### [Your task]
Where a line contains the word "早期教育", copy that line.

>> Start Provided data

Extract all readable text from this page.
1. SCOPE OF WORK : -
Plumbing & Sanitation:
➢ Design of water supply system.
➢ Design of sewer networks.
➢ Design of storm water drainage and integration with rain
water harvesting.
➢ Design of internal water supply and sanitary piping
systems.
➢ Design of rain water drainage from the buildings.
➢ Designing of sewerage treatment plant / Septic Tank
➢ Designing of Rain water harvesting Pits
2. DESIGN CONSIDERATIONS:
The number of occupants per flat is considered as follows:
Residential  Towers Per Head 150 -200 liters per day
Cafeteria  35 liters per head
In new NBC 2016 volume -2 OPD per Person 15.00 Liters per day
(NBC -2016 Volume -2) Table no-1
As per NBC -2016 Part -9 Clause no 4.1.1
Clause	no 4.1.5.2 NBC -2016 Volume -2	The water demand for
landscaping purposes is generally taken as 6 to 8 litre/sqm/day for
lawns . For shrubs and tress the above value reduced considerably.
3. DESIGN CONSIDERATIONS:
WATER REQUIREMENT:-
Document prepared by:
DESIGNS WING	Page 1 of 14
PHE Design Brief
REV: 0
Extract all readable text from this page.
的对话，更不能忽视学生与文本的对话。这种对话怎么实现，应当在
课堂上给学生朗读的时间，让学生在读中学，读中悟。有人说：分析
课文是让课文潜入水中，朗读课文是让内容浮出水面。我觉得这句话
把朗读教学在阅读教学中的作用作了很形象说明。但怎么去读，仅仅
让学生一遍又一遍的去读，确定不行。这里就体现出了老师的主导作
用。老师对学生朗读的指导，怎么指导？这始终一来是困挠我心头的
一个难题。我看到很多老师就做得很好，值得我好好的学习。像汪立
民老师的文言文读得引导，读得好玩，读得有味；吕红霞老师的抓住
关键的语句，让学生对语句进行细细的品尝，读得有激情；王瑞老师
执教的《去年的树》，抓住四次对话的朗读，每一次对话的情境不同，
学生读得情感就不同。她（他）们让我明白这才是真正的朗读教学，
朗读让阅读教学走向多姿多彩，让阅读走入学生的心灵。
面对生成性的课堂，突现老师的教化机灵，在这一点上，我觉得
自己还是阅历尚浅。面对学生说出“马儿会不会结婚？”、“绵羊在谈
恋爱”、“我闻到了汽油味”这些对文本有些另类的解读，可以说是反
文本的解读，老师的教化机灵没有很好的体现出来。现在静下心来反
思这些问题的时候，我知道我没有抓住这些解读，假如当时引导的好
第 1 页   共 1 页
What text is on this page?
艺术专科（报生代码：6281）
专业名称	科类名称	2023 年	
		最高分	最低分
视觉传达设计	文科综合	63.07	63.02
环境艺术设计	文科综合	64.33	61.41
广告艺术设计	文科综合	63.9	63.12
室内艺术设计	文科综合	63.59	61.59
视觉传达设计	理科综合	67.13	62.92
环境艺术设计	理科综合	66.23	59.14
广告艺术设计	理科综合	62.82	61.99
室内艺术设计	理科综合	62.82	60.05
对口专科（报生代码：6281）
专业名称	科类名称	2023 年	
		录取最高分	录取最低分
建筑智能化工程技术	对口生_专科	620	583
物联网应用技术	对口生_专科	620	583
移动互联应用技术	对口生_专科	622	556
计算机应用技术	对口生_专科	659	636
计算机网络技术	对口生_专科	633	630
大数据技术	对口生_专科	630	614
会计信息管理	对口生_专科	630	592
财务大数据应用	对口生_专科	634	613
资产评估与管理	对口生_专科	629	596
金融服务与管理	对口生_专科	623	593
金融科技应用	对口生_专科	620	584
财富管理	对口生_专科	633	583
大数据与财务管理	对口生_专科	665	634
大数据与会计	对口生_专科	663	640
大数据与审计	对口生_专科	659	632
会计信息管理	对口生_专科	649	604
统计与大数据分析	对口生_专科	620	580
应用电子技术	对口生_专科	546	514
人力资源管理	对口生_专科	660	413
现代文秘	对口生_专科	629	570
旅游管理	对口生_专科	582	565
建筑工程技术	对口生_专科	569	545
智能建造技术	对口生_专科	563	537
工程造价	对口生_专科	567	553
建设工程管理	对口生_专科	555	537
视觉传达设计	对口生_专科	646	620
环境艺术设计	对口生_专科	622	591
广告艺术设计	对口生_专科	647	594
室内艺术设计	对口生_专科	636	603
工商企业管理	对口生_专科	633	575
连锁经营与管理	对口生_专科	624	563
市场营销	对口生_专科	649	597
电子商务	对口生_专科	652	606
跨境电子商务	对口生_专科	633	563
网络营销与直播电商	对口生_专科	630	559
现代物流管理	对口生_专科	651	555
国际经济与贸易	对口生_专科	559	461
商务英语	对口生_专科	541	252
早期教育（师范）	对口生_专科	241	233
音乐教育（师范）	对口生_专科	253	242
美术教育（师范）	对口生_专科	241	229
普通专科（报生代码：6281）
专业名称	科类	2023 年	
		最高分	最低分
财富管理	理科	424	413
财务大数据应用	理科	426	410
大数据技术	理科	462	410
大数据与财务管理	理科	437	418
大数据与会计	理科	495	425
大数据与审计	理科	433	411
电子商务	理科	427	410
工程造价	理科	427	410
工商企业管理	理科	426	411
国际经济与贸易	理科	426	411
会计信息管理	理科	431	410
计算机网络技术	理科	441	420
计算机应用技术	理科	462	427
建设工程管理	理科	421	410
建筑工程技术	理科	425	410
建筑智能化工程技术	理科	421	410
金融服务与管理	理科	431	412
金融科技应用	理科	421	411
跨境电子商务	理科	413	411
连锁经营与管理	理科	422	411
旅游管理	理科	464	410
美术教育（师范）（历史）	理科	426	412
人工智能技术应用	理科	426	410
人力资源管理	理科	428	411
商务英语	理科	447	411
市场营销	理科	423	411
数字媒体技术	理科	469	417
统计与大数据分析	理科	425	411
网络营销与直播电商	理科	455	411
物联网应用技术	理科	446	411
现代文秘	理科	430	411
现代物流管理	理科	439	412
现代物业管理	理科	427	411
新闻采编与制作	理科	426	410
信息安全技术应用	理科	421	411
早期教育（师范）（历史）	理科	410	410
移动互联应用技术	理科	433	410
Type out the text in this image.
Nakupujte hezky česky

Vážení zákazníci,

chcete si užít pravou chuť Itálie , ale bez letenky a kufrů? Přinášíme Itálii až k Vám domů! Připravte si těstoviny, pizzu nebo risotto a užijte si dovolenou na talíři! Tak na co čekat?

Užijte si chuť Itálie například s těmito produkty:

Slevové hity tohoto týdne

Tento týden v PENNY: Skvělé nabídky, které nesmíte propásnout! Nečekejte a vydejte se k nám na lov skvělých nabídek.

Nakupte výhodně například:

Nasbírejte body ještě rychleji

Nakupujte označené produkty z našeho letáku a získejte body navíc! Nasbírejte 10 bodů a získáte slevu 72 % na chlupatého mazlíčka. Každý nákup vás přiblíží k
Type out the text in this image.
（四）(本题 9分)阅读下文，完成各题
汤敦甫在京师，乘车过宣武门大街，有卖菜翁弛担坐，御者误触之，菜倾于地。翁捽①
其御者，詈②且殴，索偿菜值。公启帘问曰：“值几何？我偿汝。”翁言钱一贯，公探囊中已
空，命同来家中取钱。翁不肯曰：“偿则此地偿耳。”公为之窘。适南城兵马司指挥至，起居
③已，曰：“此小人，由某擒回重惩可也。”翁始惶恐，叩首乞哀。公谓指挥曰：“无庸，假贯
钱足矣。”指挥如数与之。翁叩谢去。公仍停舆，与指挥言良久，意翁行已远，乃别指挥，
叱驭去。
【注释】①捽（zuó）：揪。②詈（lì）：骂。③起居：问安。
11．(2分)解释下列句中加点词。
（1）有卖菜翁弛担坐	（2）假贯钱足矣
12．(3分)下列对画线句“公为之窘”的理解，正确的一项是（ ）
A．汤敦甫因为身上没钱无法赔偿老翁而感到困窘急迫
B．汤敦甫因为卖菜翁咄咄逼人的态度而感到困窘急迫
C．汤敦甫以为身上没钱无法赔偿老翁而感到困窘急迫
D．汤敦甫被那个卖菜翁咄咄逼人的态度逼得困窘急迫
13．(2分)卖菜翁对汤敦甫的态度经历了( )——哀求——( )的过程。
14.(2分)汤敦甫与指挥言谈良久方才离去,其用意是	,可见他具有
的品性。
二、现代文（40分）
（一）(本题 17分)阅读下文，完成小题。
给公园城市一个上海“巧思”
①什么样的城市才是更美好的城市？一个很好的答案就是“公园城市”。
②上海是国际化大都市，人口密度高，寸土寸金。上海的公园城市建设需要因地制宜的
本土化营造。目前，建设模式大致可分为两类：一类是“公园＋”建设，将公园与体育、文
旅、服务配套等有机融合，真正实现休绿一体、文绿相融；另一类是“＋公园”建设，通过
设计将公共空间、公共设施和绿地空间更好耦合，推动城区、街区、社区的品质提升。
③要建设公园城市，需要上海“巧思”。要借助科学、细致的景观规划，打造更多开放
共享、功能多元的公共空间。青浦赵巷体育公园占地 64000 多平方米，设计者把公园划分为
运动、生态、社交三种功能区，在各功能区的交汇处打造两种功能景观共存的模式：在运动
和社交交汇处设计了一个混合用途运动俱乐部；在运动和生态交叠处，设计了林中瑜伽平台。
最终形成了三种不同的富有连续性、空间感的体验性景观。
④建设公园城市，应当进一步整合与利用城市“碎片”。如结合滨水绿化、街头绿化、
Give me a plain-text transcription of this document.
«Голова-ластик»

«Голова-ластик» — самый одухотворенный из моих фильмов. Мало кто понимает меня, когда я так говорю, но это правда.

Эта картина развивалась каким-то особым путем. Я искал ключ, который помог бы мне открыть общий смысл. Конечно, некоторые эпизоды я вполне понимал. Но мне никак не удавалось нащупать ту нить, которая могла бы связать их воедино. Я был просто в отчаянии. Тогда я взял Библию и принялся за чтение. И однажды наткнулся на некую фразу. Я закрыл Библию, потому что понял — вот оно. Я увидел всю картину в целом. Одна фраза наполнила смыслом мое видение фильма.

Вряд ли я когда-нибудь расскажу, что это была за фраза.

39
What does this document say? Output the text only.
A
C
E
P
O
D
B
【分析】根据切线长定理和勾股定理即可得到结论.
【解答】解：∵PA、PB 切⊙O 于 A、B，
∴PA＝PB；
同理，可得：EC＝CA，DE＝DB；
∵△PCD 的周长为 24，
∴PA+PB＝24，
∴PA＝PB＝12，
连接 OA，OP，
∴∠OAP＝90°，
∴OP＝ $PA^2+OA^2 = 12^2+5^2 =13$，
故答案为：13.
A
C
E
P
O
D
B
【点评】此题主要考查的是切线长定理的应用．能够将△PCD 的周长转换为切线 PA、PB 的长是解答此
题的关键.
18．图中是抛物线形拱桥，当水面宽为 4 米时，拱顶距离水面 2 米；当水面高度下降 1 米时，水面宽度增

>> End Provided data

### [Solution to the problem]
早期教育（师范）	对口生_专科	241	233
早期教育（师范）（历史）	理科	410	410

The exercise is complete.